Extract provided below:

I think in this case, a viable way could be to try to map an article by an author into a point cloud, then get the persistence diagram as a shape descriptor. If you batch over articles or authors, you can then compare the corresponding representations. Sounds like a very exciting topic to me!
Thank you. Forgive me, this may be a basic question, but how do I map the NLP embeddings for each article into a point cloud? Is there a function that does that? I see this function SphereVsTorus(n_point_clouds=2 * batch_size)
but I think it creates the point clouds.
Hmm, I don't know what they look like, but aren't those embeddings basically tensors already? If so, you can define your own data set class to iterate over them (this is something pytorch
generally requires).
Actually, I misunderstood your previous comment about mapping to point clouds. But I understand now. And yes, my input is a tensor. Thank you. Let me try that now. I will let you know if it works.
Thanks again for all the help. You really have made this process practically painless.
Very kind of you :-) Feel free to reach out to discuss this in general!
It seems that the VietorisRipsComplex(dim=0)
function can only take in a 2D tensor. And so iterating through each article, makes the input a 1D tensor. I am not sure of all the intricate details of calculating a VR complex, but does it make sense for me to pad the 1D tensor with another row of just ones with the same size? Will this affect the quality of the VR complex output?
Thank you
Wait, maybe this is documented incorrectly, but the VR complex should also be able to handle a 3D tensor, with the first dimension going over batches.
So I tried padding the tensor row with another tensor of ones to create a 2D tensor. This worked and I was able to run the code without no errors. However, for some reason using pred = torch.argmax(output, dim=1)

End of Extract provided.

## Problem set
(1) List every function that the forum thread on persistence diagrams for article embeddings names in code, with the arguments shown for each.
(2) Write a continuation of the forum thread on persistence diagrams for article embeddings, picking up where its final post stops.

Source material below:

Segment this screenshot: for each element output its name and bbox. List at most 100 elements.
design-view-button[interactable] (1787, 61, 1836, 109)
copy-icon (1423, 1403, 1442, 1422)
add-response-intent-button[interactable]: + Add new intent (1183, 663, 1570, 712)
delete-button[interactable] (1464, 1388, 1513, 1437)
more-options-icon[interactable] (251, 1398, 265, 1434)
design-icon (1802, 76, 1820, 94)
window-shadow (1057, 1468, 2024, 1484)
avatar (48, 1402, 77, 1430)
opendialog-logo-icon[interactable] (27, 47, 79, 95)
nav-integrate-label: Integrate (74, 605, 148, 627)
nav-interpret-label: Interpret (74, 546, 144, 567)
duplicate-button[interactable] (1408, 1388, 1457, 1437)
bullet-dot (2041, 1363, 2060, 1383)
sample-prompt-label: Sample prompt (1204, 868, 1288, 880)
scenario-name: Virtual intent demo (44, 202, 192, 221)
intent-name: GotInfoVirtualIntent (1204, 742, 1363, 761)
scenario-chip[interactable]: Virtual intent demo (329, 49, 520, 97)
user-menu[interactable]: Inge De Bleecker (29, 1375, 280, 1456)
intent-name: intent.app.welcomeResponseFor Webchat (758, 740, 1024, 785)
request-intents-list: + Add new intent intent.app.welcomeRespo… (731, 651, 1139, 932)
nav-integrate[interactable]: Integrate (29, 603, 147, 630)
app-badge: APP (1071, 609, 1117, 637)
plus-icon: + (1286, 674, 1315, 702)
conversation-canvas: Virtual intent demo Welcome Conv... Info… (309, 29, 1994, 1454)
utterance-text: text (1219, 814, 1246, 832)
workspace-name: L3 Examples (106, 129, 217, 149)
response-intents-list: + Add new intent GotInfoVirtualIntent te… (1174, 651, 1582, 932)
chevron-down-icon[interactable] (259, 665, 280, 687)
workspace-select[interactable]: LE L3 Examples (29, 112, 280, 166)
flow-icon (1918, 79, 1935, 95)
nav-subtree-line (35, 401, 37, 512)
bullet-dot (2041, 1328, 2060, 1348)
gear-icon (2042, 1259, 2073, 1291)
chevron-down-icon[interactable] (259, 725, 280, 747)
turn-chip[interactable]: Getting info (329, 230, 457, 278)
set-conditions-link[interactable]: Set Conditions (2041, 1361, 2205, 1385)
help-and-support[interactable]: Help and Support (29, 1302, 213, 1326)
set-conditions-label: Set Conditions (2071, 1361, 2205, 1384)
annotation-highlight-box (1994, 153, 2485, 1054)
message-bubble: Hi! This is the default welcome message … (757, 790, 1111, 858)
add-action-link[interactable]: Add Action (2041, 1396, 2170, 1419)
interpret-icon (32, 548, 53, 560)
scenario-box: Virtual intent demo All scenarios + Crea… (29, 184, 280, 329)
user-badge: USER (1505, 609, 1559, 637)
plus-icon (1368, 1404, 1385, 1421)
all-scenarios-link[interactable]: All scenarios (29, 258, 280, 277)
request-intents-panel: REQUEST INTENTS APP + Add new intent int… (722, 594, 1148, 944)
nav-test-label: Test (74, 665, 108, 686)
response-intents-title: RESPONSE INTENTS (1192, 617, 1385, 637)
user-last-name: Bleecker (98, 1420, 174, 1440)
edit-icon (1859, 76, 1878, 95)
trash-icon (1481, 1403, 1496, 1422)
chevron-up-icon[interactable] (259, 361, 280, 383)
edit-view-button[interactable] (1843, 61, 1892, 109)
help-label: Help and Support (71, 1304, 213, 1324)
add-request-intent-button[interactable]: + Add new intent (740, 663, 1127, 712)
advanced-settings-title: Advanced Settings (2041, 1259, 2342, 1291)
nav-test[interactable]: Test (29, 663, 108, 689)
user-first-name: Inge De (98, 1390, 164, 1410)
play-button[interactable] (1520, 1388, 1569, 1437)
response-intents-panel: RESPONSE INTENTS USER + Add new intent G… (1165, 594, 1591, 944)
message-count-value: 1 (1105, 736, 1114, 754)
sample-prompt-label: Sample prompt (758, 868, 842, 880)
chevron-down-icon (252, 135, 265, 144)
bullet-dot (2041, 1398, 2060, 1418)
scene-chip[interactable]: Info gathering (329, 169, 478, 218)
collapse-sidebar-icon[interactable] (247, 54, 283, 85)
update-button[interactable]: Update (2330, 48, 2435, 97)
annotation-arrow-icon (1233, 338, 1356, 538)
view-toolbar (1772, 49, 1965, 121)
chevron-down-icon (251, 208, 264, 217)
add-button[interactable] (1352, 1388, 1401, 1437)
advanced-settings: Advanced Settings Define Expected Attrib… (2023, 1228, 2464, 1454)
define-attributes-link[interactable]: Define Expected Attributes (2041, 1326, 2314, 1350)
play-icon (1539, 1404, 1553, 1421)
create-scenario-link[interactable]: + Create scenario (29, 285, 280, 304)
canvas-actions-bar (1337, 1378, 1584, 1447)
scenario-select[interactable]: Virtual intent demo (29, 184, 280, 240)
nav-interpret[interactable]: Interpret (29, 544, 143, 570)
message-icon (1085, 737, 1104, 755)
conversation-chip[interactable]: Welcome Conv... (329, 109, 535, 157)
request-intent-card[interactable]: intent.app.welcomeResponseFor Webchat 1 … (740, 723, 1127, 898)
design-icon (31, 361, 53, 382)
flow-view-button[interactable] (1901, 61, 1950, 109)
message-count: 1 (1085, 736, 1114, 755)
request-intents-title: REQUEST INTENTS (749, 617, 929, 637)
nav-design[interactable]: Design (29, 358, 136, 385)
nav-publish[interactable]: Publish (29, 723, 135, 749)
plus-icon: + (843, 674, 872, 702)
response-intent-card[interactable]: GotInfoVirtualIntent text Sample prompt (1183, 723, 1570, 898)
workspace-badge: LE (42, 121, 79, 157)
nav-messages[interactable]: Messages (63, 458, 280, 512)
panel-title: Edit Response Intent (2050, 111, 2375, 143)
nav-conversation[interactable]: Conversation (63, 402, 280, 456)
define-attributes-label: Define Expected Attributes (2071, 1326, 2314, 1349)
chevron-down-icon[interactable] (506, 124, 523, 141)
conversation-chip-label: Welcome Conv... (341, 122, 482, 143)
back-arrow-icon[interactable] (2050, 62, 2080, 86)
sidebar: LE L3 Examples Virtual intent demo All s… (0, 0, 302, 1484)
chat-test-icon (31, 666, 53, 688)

End of Source material.

## Answers to the tasks
(1)
- SphereVsTorus(n_point_clouds=2 * batch_size)
- VietorisRipsComplex(dim=0)
- torch.argmax(output, dim=1)

(2)
, it only predicts one class/label out of 20 labels. Therefore, resulting in a 5% accuracy. Have you ever experienced an issue like this on a classification task?
Yes,I think the problem is that the additional row does not really contribute salient information. Somewhere earlier in your pipeline, you should check the representation of your data. I believe that it should be possible to embed each document individually, getting vector for each word. If you don't aggregate over them, your can use them in this setting.
Thank you, Dr. Bastian. But the problem still remains, each article embedding is a tensor with size: torch.Size([1, 768])
. However, this function VietorisRipsComplex(dim=0)
throws this error: RuntimeError: cdist only supports at least 2D tensors, X1 got: 1D
because I still need at least a 2D tensor. Do you know how I can get around this since adding the tensors of ones negatively impacted the results?
I think this is a conceptual issue at this point: you should adjust your architecture such that it creates a point cloud (a 2D
tensor) for each article (?) or author. Your present output is not in a form that can be used for persistent homology calculations; persistent homology works best when you can apply it to a setting where you study the evolution of one function over an object (such as a metric space or a point cloud). I'd suggest to take this discussion "offline" to e-mail because this is not an issue with the code any more. Happy to chat!
Thank you. What is your email address?
Sure thing! bastian.rieck@helmholtz-muenchen.de
Hi Dr. Rieck, I sent you the email. Just checking that it did not go to junk.
Thanks a lot.
How can I handle non-iterable "PersistenceInformation' in the
TopologicalModel
classification model? The error comes from:pers_info = make_tensor(pers_info)
. I also triedtorch.tensor(pers_info)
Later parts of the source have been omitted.